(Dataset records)
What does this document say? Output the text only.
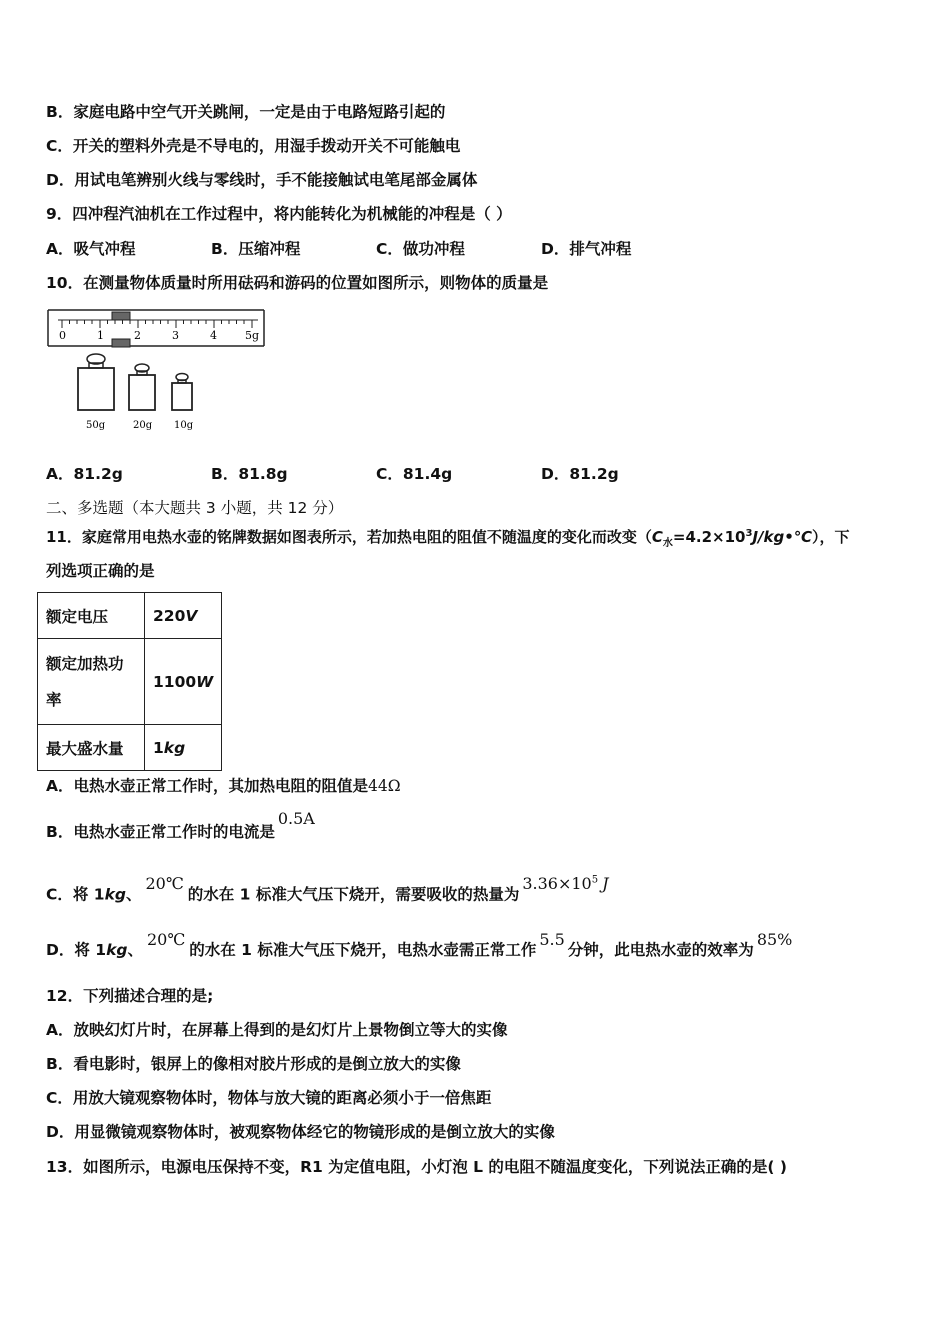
B．家庭电路中空气开关跳闸，一定是由于电路短路引起的
C．开关的塑料外壳是不导电的，用湿手拨动开关不可能触电
D．用试电笔辨别火线与零线时，手不能接触试电笔尾部金属体
9．四冲程汽油机在工作过程中，将内能转化为机械能的冲程是（ ）
A．吸气冲程	B．压缩冲程	C．做功冲程	D．排气冲程
10．在测量物体质量时所用砝码和游码的位置如图所示，则物体的质量是
0	1	2	3	4	5g
50g	20g 10g
A．81.2g	B．81.8g	C．81.4g	D．81.2g
二、多选题（本大题共 3 小题，共 12 分）
11．家庭常用电热水壶的铭牌数据如图表所示，若加热电阻的阻值不随温度的变化而改变$(C_水=4.2\times 10^3J/kg•℃)$，下
列选项正确的是
额定电压	220V
额定加热功
率	1100W
最大盛水量	1kg
A．电热水壶正常工作时，其加热电阻的阻值是44Ω
B．电热水壶正常工作时的电流是0.5A
C．将 1kg、20℃的水在 1 标准大气压下烧开，需要吸收的热量为$3.36\times 10^5$ J
D．将 1kg、20℃的水在 1 标准大气压下烧开，电热水壶需正常工作5.5分钟，此电热水壶的效率为85%
12．下列描述合理的是;
A．放映幻灯片时，在屏幕上得到的是幻灯片上景物倒立等大的实像
B．看电影时，银屏上的像相对胶片形成的是倒立放大的实像
C．用放大镜观察物体时，物体与放大镜的距离必须小于一倍焦距
D．用显微镜观察物体时，被观察物体经它的物镜形成的是倒立放大的实像
13．如图所示，电源电压保持不变，R1 为定值电阻，小灯泡 L 的电阻不随温度变化，下列说法正确的是( )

• _REQUIRED WORK_
Write out the full set of lines verbatim, without the pictures.

• _TASK ANSWER_
What does this document say? Output the text only.
B．家庭电路中空气开关跳闸，一定是由于电路短路引起的
C．开关的塑料外壳是不导电的，用湿手拨动开关不可能触电
D．用试电笔辨别火线与零线时，手不能接触试电笔尾部金属体
9．四冲程汽油机在工作过程中，将内能转化为机械能的冲程是（ ）
A．吸气冲程	B．压缩冲程	C．做功冲程	D．排气冲程
10．在测量物体质量时所用砝码和游码的位置如图所示，则物体的质量是
0	1	2	3	4	5g
50g	20g 10g
A．81.2g	B．81.8g	C．81.4g	D．81.2g
二、多选题（本大题共 3 小题，共 12 分）
11．家庭常用电热水壶的铭牌数据如图表所示，若加热电阻的阻值不随温度的变化而改变$(C_水=4.2\times 10^3J/kg•℃)$，下
列选项正确的是
额定电压	220V
额定加热功
率	1100W
最大盛水量	1kg
A．电热水壶正常工作时，其加热电阻的阻值是44Ω
B．电热水壶正常工作时的电流是0.5A
C．将 1kg、20℃的水在 1 标准大气压下烧开，需要吸收的热量为$3.36\times 10^5$ J
D．将 1kg、20℃的水在 1 标准大气压下烧开，电热水壶需正常工作5.5分钟，此电热水壶的效率为85%
12．下列描述合理的是;
A．放映幻灯片时，在屏幕上得到的是幻灯片上景物倒立等大的实像
B．看电影时，银屏上的像相对胶片形成的是倒立放大的实像
C．用放大镜观察物体时，物体与放大镜的距离必须小于一倍焦距
D．用显微镜观察物体时，被观察物体经它的物镜形成的是倒立放大的实像
13．如图所示，电源电压保持不变，R1 为定值电阻，小灯泡 L 的电阻不随温度变化，下列说法正确的是( )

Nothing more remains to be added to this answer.